• **What is needed**: Reproduce all lines of the listing below in which the word "процентов" occurs.
- - - - - - -
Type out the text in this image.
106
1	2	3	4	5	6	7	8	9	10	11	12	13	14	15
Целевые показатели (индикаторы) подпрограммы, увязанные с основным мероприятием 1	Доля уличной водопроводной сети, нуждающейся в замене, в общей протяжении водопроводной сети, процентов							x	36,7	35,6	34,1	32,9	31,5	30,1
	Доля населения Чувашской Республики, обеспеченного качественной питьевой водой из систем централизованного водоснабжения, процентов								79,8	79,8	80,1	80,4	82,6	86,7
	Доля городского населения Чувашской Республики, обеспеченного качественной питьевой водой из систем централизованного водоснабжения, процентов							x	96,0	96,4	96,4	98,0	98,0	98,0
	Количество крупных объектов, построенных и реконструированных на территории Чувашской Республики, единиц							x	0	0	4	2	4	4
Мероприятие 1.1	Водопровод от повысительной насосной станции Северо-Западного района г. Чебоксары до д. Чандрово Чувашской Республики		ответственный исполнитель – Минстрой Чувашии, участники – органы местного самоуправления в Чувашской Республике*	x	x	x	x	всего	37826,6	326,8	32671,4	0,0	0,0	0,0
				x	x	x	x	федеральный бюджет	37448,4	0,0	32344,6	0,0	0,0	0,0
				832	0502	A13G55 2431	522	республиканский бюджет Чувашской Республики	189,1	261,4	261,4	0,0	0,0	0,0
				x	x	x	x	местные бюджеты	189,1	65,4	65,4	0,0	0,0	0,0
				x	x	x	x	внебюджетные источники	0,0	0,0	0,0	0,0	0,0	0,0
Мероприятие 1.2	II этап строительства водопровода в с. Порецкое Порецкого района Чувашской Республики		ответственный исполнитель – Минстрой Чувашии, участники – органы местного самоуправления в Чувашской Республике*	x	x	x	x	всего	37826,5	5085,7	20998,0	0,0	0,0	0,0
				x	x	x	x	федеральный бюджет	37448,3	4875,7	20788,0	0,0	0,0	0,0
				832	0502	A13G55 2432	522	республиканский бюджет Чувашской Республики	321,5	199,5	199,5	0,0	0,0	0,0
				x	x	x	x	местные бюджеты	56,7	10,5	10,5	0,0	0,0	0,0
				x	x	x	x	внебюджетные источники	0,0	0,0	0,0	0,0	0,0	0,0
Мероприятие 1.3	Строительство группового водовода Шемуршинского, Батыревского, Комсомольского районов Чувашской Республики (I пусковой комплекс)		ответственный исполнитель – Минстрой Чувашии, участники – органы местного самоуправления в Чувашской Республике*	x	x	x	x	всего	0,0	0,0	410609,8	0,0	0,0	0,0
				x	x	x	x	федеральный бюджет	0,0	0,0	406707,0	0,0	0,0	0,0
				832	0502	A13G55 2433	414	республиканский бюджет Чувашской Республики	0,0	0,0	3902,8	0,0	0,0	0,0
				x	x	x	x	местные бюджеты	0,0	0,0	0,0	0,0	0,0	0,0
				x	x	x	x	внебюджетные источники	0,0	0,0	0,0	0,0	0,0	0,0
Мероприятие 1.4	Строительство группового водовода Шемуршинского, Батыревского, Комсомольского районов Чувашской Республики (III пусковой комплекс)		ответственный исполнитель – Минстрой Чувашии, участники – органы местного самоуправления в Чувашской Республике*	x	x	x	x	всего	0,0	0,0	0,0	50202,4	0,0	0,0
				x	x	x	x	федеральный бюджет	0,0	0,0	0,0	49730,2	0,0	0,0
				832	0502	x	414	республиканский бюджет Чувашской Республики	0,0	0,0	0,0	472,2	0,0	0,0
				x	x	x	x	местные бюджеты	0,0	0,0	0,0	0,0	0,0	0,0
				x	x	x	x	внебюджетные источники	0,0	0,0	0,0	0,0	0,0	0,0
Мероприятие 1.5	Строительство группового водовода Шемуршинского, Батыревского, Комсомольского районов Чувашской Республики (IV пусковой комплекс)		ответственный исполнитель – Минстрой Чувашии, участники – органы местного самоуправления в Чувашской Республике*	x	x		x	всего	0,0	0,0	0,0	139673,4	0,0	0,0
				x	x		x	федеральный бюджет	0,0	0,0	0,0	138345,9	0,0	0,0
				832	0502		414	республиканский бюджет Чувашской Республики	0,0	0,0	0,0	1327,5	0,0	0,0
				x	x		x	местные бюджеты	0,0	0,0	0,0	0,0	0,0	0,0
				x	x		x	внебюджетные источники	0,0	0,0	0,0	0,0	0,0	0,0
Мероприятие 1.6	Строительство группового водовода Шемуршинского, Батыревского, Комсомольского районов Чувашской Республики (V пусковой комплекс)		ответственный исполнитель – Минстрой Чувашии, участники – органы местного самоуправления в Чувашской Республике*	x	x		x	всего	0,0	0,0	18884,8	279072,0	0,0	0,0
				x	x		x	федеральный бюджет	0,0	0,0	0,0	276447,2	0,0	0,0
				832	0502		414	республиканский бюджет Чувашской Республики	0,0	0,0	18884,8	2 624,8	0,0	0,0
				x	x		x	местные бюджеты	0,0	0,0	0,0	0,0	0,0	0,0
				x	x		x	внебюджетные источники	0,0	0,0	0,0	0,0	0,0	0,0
- - - - - - -
• **Reply**:
Целевые показатели (индикаторы) подпрограммы, увязанные с основным мероприятием 1	Доля уличной водопроводной сети, нуждающейся в замене, в общей протяжении водопроводной сети, процентов							x	36,7	35,6	34,1	32,9	31,5	30,1
	Доля населения Чувашской Республики, обеспеченного качественной питьевой водой из систем централизованного водоснабжения, процентов								79,8	79,8	80,1	80,4	82,6	86,7
	Доля городского населения Чувашской Республики, обеспеченного качественной питьевой водой из систем централизованного водоснабжения, процентов							x	96,0	96,4	96,4	98,0	98,0	98,0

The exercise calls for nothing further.